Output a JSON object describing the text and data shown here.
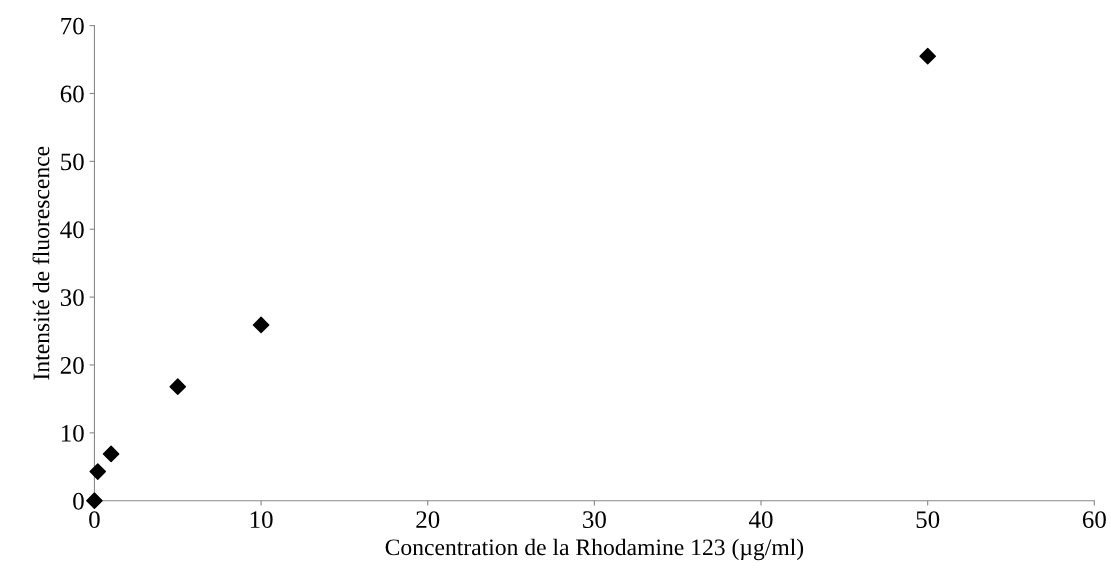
{
  "chart_data": {
    "type": "scatter",
    "xlabel": "Concentration de la Rhodamine 123 (µg/ml)",
    "ylabel": "Intensité de fluorescence",
    "x": [
      0,
      0.2,
      1,
      5,
      10,
      50
    ],
    "series": [
      {
        "color": "#000000",
        "values": [
          0,
          4.3,
          6.9,
          16.8,
          25.9,
          65.5
        ]
      }
    ],
    "marker": "diamond",
    "xlim": [
      0,
      60
    ],
    "xticks": [
      0,
      10,
      20,
      30,
      40,
      50,
      60
    ],
    "ylim": [
      0,
      70
    ],
    "yticks": [
      0,
      10,
      20,
      30,
      40,
      50,
      60,
      70
    ],
    "grid": false,
    "legend": false
  }
}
• • • • •
#### STATED PROBLEM:
Working from the material above, transcribe it exactly while omitting pictures.

#### RESULT OF THIS EXERCISE:
Output a JSON object describing the text and data shown here.
{
  "chart_data": {
    "type": "scatter",
    "xlabel": "Concentration de la Rhodamine 123 (µg/ml)",
    "ylabel": "Intensité de fluorescence",
    "x": [
      0,
      0.2,
      1,
      5,
      10,
      50
    ],
    "series": [
      {
        "color": "#000000",
        "values": [
          0,
          4.3,
          6.9,
          16.8,
          25.9,
          65.5
        ]
      }
    ],
    "marker": "diamond",
    "xlim": [
      0,
      60
    ],
    "xticks": [
      0,
      10,
      20,
      30,
      40,
      50,
      60
    ],
    "ylim": [
      0,
      70
    ],
    "yticks": [
      0,
      10,
      20,
      30,
      40,
      50,
      60,
      70
    ],
    "grid": false,
    "legend": false
  }
}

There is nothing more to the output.